Problem -> Lines containing the word "title" should be extracted in full.

───── Items ─────

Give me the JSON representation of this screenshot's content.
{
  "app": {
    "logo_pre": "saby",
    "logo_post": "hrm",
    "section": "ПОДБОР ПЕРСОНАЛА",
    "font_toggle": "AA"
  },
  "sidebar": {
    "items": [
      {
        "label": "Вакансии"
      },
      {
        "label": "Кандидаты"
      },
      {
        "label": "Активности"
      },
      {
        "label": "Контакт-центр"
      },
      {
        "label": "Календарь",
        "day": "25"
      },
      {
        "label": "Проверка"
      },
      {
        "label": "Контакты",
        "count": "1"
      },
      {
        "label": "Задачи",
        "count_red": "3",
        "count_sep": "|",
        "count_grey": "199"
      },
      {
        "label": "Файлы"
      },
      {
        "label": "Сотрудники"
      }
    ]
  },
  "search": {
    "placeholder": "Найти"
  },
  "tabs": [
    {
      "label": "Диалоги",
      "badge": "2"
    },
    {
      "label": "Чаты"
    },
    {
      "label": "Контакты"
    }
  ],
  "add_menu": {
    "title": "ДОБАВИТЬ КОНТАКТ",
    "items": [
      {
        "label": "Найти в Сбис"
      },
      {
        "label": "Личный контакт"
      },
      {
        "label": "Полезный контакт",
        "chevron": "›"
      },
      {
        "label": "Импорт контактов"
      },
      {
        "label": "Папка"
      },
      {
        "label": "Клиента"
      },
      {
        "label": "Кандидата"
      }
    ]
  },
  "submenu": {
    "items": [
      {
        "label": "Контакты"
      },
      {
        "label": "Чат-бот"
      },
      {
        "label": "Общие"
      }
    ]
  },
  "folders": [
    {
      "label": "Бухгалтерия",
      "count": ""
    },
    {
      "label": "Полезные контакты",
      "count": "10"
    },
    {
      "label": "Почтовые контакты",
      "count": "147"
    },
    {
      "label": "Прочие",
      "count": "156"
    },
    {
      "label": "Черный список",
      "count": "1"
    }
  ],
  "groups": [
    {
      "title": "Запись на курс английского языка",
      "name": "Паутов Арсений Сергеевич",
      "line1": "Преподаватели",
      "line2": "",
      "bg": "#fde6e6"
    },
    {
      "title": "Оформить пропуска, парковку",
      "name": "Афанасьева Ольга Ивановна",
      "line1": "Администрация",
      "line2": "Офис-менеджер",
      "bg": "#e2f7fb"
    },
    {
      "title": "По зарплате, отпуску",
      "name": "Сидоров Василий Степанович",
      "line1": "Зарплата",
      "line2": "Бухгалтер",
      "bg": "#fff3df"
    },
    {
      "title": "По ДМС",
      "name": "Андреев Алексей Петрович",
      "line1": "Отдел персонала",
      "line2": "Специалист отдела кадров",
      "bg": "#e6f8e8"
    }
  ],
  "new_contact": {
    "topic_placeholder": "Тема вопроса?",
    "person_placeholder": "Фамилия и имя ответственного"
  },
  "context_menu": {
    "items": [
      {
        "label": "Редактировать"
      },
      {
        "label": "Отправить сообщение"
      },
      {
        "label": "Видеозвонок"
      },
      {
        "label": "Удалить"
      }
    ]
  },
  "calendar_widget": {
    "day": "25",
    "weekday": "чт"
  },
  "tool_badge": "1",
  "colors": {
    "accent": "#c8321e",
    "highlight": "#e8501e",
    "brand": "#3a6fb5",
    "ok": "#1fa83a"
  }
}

─────

Task answer ->
    "title": "ДОБАВИТЬ КОНТАКТ",
      "title": "Запись на курс английского языка",
      "title": "Оформить пропуска, парковку",
      "title": "По зарплате, отпуску",
      "title": "По ДМС",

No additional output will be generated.